#### [What the task requires]
Turn the lines below into a numbered list, skipping any blank lines.
[Start Input data]
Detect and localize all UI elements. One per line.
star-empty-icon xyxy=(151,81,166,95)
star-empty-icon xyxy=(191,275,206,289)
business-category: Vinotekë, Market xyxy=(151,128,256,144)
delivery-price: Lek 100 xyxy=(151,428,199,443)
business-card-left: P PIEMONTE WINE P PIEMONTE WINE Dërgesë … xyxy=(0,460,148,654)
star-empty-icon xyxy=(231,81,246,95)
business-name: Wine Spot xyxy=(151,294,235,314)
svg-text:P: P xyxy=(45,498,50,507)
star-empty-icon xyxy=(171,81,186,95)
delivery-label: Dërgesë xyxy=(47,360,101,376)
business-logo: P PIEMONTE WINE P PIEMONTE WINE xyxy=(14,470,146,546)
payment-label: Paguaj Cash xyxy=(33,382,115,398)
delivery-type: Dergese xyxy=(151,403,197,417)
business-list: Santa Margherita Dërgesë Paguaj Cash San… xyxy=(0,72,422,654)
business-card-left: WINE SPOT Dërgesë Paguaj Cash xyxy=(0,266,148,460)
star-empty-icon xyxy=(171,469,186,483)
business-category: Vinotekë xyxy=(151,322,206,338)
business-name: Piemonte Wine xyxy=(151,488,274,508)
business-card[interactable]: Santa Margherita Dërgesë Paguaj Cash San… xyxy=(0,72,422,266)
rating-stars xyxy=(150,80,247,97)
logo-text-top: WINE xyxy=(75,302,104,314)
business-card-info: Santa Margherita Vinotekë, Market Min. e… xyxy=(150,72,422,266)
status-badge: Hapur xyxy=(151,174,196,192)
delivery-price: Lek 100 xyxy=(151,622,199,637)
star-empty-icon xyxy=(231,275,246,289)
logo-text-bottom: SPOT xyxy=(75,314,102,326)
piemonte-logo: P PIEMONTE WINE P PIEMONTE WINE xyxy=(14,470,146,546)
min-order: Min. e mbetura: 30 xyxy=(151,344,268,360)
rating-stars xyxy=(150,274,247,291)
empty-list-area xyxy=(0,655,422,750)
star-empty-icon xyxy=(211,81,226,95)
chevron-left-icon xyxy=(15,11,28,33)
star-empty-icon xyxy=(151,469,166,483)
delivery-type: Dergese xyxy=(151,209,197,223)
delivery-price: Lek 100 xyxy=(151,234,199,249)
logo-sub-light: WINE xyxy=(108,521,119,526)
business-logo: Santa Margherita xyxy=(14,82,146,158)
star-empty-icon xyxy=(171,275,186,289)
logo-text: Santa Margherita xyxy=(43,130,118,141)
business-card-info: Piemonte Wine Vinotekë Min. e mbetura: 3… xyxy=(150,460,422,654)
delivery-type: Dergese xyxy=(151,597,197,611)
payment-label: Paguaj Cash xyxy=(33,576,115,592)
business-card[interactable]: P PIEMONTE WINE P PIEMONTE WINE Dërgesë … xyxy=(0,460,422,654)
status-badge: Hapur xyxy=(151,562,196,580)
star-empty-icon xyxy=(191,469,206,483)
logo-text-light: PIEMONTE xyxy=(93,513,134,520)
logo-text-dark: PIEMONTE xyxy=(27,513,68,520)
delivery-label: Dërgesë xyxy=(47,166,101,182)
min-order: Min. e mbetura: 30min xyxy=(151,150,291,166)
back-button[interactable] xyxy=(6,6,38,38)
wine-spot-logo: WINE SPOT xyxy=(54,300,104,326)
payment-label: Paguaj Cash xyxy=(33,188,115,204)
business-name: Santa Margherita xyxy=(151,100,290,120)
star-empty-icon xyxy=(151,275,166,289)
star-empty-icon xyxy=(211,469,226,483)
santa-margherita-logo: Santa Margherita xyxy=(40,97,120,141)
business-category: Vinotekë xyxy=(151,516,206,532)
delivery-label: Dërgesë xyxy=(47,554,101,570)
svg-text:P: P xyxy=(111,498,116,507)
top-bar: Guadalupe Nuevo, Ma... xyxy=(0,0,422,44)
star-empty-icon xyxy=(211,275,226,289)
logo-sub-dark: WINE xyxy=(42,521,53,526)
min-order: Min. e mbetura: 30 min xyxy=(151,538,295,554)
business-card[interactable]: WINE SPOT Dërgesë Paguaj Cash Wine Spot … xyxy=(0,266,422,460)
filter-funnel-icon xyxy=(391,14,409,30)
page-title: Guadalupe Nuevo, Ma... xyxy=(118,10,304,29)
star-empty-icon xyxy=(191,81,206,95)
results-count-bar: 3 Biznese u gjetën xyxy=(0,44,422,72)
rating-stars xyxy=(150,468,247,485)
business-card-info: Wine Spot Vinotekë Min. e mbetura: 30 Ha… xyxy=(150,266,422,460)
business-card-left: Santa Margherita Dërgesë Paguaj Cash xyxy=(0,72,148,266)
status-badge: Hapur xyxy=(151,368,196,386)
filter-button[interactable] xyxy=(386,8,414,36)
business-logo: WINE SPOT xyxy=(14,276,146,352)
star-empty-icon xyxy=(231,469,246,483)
[End Input data]
#### [Solution to the problem]
1. Detect and localize all UI elements. One per line.
2. star-empty-icon xyxy=(151,81,166,95)
3. star-empty-icon xyxy=(191,275,206,289)
4. business-category: Vinotekë, Market xyxy=(151,128,256,144)
5. delivery-price: Lek 100 xyxy=(151,428,199,443)
6. business-card-left: P PIEMONTE WINE P PIEMONTE WINE Dërgesë … xyxy=(0,460,148,654)
7. star-empty-icon xyxy=(231,81,246,95)
8. business-name: Wine Spot xyxy=(151,294,235,314)
9. svg-text:P: P xyxy=(45,498,50,507)
10. star-empty-icon xyxy=(171,81,186,95)
11. delivery-label: Dërgesë xyxy=(47,360,101,376)
12. business-logo: P PIEMONTE WINE P PIEMONTE WINE xyxy=(14,470,146,546)
13. payment-label: Paguaj Cash xyxy=(33,382,115,398)
14. delivery-type: Dergese xyxy=(151,403,197,417)
15. business-list: Santa Margherita Dërgesë Paguaj Cash San… xyxy=(0,72,422,654)
16. business-card-left: WINE SPOT Dërgesë Paguaj Cash xyxy=(0,266,148,460)
17. star-empty-icon xyxy=(171,469,186,483)
18. business-category: Vinotekë xyxy=(151,322,206,338)
19. business-name: Piemonte Wine xyxy=(151,488,274,508)
20. business-card[interactable]: Santa Margherita Dërgesë Paguaj Cash San… xyxy=(0,72,422,266)
21. rating-stars xyxy=(150,80,247,97)
22. logo-text-top: WINE xyxy=(75,302,104,314)
23. business-card-info: Santa Margherita Vinotekë, Market Min. e… xyxy=(150,72,422,266)
24. status-badge: Hapur xyxy=(151,174,196,192)
25. delivery-price: Lek 100 xyxy=(151,622,199,637)
26. star-empty-icon xyxy=(231,275,246,289)
27. logo-text-bottom: SPOT xyxy=(75,314,102,326)
28. piemonte-logo: P PIEMONTE WINE P PIEMONTE WINE xyxy=(14,470,146,546)
29. min-order: Min. e mbetura: 30 xyxy=(151,344,268,360)
30. rating-stars xyxy=(150,274,247,291)
31. empty-list-area xyxy=(0,655,422,750)
32. star-empty-icon xyxy=(211,81,226,95)
33. chevron-left-icon xyxy=(15,11,28,33)
34. star-empty-icon xyxy=(151,469,166,483)
35. delivery-type: Dergese xyxy=(151,209,197,223)
36. delivery-price: Lek 100 xyxy=(151,234,199,249)
37. logo-sub-light: WINE xyxy=(108,521,119,526)
38. business-logo: Santa Margherita xyxy=(14,82,146,158)
39. star-empty-icon xyxy=(171,275,186,289)
40. logo-text: Santa Margherita xyxy=(43,130,118,141)
41. business-card-info: Piemonte Wine Vinotekë Min. e mbetura: 3… xyxy=(150,460,422,654)
42. delivery-type: Dergese xyxy=(151,597,197,611)
43. payment-label: Paguaj Cash xyxy=(33,576,115,592)
44. business-card[interactable]: P PIEMONTE WINE P PIEMONTE WINE Dërgesë … xyxy=(0,460,422,654)
45. status-badge: Hapur xyxy=(151,562,196,580)
46. star-empty-icon xyxy=(191,469,206,483)
47. logo-text-light: PIEMONTE xyxy=(93,513,134,520)
48. logo-text-dark: PIEMONTE xyxy=(27,513,68,520)
49. delivery-label: Dërgesë xyxy=(47,166,101,182)
50. min-order: Min. e mbetura: 30min xyxy=(151,150,291,166)
51. back-button[interactable] xyxy=(6,6,38,38)
52. wine-spot-logo: WINE SPOT xyxy=(54,300,104,326)
53. payment-label: Paguaj Cash xyxy=(33,188,115,204)
54. business-name: Santa Margherita xyxy=(151,100,290,120)
55. star-empty-icon xyxy=(151,275,166,289)
56. star-empty-icon xyxy=(211,469,226,483)
57. santa-margherita-logo: Santa Margherita xyxy=(40,97,120,141)
58. business-category: Vinotekë xyxy=(151,516,206,532)
59. delivery-label: Dërgesë xyxy=(47,554,101,570)
60. svg-text:P: P xyxy=(111,498,116,507)
61. top-bar: Guadalupe Nuevo, Ma... xyxy=(0,0,422,44)
62. star-empty-icon xyxy=(211,275,226,289)
63. logo-sub-dark: WINE xyxy=(42,521,53,526)
64. min-order: Min. e mbetura: 30 min xyxy=(151,538,295,554)
65. business-card[interactable]: WINE SPOT Dërgesë Paguaj Cash Wine Spot … xyxy=(0,266,422,460)
66. filter-funnel-icon xyxy=(391,14,409,30)
67. page-title: Guadalupe Nuevo, Ma... xyxy=(118,10,304,29)
68. star-empty-icon xyxy=(191,81,206,95)
69. results-count-bar: 3 Biznese u gjetën xyxy=(0,44,422,72)
70. rating-stars xyxy=(150,468,247,485)
71. business-card-info: Wine Spot Vinotekë Min. e mbetura: 30 Ha… xyxy=(150,266,422,460)
72. business-card-left: Santa Margherita Dërgesë Paguaj Cash xyxy=(0,72,148,266)
73. status-badge: Hapur xyxy=(151,368,196,386)
74. filter-button[interactable] xyxy=(386,8,414,36)
75. business-logo: WINE SPOT xyxy=(14,276,146,352)
76. star-empty-icon xyxy=(231,469,246,483)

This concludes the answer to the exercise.